Data for processing
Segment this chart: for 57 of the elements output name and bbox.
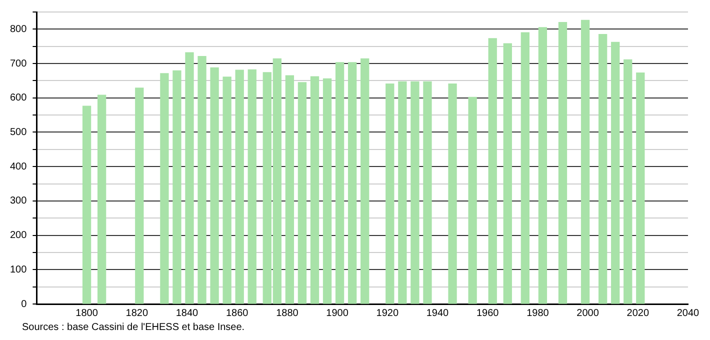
bar bbox=[580, 20, 590, 304]
bar bbox=[410, 81, 420, 304]
bar bbox=[598, 34, 608, 304]
bar bbox=[235, 70, 244, 304]
bar bbox=[322, 78, 332, 304]
y-tick-label: 600 bbox=[10, 92, 28, 104]
x-tick-label: 1840 bbox=[176, 308, 199, 319]
bar bbox=[360, 58, 370, 304]
bar bbox=[624, 59, 632, 304]
bar bbox=[468, 96, 477, 304]
bar bbox=[448, 83, 457, 304]
bar bbox=[198, 56, 206, 304]
y-tick-label: 300 bbox=[10, 196, 28, 207]
x-tick-label: 2020 bbox=[626, 308, 650, 319]
bar bbox=[348, 62, 357, 304]
bar bbox=[135, 88, 144, 304]
y-tick-label: 0 bbox=[21, 298, 28, 310]
bar bbox=[520, 32, 530, 304]
y-tick-label: 800 bbox=[10, 24, 28, 35]
bar bbox=[285, 75, 294, 304]
bar bbox=[611, 42, 620, 304]
x-tick-label: 1800 bbox=[76, 308, 98, 319]
x-tick-label: 1980 bbox=[526, 308, 550, 319]
bar bbox=[636, 72, 645, 304]
bar bbox=[538, 27, 548, 304]
bar bbox=[488, 38, 497, 304]
bar bbox=[503, 43, 512, 304]
bar bbox=[82, 106, 92, 304]
y-tick-label: 500 bbox=[10, 126, 28, 138]
bar bbox=[185, 52, 194, 304]
x-tick-label: 1880 bbox=[276, 308, 299, 319]
x-tick-label: 2000 bbox=[576, 308, 600, 319]
bar bbox=[310, 76, 320, 304]
bar bbox=[222, 76, 232, 304]
bar bbox=[248, 69, 256, 304]
bar bbox=[97, 94, 106, 304]
bar bbox=[298, 82, 307, 304]
x-tick-label: 1820 bbox=[126, 308, 148, 319]
x-tick-label: 1900 bbox=[326, 308, 349, 319]
y-tick-label: 700 bbox=[10, 58, 28, 70]
bar bbox=[335, 62, 344, 304]
x-tick-label: 1920 bbox=[376, 308, 399, 319]
x-tick-label: 1860 bbox=[226, 308, 249, 319]
x-tick-label: 1960 bbox=[476, 308, 500, 319]
bar bbox=[423, 81, 432, 304]
bar bbox=[210, 67, 219, 304]
source-note: Sources : base Cassini de l'EHESS et base Insee. bbox=[22, 322, 246, 333]
y-tick-label: 200 bbox=[10, 230, 28, 242]
bar bbox=[558, 22, 568, 304]
y-tick-label: 400 bbox=[10, 161, 28, 172]
bar bbox=[160, 73, 169, 304]
x-tick-label: 1940 bbox=[426, 308, 450, 319]
x-tick-label: 2040 bbox=[676, 308, 700, 319]
bar bbox=[398, 81, 407, 304]
y-tick-label: 100 bbox=[10, 264, 28, 276]
bar bbox=[172, 70, 182, 304]
bar bbox=[386, 83, 394, 304]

Goal of the exercise
Copy the lines of the data between the line holding "bar bbox=[580, 20, 590, 304]" and the line holding "y-tick-label: 800 bbox=[10, 24, 28, 35]", inclusive, unchanged.

Solution below
bar bbox=[580, 20, 590, 304]
bar bbox=[410, 81, 420, 304]
bar bbox=[598, 34, 608, 304]
bar bbox=[235, 70, 244, 304]
bar bbox=[322, 78, 332, 304]
y-tick-label: 600 bbox=[10, 92, 28, 104]
x-tick-label: 1840 bbox=[176, 308, 199, 319]
bar bbox=[360, 58, 370, 304]
bar bbox=[624, 59, 632, 304]
bar bbox=[468, 96, 477, 304]
bar bbox=[448, 83, 457, 304]
bar bbox=[198, 56, 206, 304]
y-tick-label: 300 bbox=[10, 196, 28, 207]
x-tick-label: 2020 bbox=[626, 308, 650, 319]
bar bbox=[348, 62, 357, 304]
bar bbox=[135, 88, 144, 304]
y-tick-label: 0 bbox=[21, 298, 28, 310]
bar bbox=[520, 32, 530, 304]
y-tick-label: 800 bbox=[10, 24, 28, 35]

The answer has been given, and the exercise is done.